- **REQUIRED WORK**: From the listing, collect all lines containing the word "Native".

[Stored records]
○ ○ ○ ○ ○ ○ ○
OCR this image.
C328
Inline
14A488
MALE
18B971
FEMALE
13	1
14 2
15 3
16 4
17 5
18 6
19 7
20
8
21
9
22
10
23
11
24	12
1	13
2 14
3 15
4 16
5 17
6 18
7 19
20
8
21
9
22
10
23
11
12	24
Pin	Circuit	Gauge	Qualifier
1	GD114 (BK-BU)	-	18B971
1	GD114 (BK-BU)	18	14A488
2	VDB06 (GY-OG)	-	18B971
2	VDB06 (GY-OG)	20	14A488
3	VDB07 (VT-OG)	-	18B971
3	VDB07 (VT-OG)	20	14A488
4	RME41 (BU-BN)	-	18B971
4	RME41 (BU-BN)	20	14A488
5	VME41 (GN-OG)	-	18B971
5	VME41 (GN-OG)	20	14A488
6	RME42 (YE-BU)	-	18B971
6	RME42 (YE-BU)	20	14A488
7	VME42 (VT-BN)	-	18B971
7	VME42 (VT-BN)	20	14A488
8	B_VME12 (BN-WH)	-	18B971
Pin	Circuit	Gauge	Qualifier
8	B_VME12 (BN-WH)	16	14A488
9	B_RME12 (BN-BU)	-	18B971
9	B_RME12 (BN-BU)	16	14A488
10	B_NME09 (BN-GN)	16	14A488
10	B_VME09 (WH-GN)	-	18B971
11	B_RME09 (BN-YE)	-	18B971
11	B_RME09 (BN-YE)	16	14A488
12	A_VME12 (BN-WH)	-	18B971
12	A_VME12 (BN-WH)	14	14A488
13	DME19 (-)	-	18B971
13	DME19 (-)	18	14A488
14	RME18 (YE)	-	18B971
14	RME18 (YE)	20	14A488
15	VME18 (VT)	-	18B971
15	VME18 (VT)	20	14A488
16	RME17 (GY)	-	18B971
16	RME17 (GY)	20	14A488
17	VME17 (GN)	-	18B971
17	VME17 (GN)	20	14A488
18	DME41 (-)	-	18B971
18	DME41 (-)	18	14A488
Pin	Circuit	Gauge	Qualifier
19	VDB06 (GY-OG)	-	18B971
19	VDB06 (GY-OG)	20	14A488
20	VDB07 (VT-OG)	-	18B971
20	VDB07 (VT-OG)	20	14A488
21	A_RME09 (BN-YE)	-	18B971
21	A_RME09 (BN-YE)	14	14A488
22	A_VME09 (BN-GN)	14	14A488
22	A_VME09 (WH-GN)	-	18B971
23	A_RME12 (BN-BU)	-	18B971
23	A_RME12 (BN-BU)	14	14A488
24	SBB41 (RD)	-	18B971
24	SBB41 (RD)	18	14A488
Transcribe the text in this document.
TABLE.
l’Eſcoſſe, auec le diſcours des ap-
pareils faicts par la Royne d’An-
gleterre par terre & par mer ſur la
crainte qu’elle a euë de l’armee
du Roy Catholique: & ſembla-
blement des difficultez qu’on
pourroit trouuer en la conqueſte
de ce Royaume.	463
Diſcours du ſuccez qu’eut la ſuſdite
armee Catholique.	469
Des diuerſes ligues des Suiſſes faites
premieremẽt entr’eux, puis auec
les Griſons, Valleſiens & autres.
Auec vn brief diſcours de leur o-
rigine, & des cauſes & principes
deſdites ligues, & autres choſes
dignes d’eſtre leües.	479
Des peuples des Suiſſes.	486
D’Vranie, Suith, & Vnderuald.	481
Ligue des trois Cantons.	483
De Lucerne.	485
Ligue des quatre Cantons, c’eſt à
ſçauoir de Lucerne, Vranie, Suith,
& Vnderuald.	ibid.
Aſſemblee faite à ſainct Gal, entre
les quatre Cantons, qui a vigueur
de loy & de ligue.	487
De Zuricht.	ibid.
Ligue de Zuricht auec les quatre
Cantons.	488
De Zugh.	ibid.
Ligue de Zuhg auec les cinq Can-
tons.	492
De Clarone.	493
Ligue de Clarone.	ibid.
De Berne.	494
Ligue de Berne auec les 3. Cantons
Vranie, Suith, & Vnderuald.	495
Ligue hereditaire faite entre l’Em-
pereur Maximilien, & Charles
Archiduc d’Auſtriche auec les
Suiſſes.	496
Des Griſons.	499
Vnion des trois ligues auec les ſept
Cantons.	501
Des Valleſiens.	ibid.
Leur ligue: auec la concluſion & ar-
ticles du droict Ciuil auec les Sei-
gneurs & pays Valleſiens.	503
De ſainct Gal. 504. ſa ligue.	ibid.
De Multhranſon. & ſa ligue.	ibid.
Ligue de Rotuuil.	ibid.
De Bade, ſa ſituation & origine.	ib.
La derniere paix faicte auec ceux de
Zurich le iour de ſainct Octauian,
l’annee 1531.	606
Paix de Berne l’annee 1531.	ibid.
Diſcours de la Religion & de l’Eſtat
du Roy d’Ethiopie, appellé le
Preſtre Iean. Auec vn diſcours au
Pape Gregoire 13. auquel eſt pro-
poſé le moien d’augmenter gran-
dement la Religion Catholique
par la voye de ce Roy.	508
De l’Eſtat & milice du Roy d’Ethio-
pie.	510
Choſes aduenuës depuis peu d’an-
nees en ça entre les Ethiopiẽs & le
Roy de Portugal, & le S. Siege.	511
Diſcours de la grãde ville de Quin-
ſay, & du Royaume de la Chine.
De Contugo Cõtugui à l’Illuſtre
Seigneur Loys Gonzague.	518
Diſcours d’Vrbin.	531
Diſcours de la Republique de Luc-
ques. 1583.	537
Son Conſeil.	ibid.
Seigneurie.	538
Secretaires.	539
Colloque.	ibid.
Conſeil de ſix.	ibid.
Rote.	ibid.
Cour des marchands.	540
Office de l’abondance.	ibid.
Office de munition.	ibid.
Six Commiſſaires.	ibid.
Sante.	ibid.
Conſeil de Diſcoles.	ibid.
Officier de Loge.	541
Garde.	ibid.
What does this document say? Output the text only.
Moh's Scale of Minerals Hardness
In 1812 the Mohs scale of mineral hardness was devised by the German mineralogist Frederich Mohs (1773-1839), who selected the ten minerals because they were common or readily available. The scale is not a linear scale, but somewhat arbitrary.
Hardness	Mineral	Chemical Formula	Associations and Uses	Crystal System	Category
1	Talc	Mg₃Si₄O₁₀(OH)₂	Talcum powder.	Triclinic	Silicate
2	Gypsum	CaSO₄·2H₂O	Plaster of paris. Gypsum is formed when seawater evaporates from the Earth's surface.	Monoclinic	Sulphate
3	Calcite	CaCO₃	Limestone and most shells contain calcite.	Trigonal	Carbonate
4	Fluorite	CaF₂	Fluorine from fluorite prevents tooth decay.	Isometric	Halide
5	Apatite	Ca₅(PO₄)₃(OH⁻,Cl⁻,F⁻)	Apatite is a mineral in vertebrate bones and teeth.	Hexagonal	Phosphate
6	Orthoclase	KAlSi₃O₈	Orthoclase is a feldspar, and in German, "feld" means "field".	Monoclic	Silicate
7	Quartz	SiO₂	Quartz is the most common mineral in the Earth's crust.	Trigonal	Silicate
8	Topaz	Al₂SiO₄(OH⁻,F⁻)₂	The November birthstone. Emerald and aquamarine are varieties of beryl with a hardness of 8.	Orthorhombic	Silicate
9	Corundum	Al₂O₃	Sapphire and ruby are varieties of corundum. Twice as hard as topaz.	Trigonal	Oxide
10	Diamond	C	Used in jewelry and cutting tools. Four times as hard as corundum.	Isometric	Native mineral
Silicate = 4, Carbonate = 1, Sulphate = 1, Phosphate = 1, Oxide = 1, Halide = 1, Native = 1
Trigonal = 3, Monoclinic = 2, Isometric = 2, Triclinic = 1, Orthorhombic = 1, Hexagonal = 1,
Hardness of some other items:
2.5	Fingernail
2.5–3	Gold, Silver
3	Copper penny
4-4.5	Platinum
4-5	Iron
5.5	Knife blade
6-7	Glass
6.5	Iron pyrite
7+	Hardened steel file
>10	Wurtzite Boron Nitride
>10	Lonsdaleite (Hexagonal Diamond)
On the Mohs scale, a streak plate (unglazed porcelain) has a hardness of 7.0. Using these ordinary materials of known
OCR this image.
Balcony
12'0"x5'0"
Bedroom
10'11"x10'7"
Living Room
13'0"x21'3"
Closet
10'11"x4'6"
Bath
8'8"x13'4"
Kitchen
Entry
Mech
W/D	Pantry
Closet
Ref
○ ○ ○ ○ ○ ○ ○
- **FULL SOLUTION**:
10	Diamond	C	Used in jewelry and cutting tools. Four times as hard as corundum.	Isometric	Native mineral
Silicate = 4, Carbonate = 1, Sulphate = 1, Phosphate = 1, Oxide = 1, Halide = 1, Native = 1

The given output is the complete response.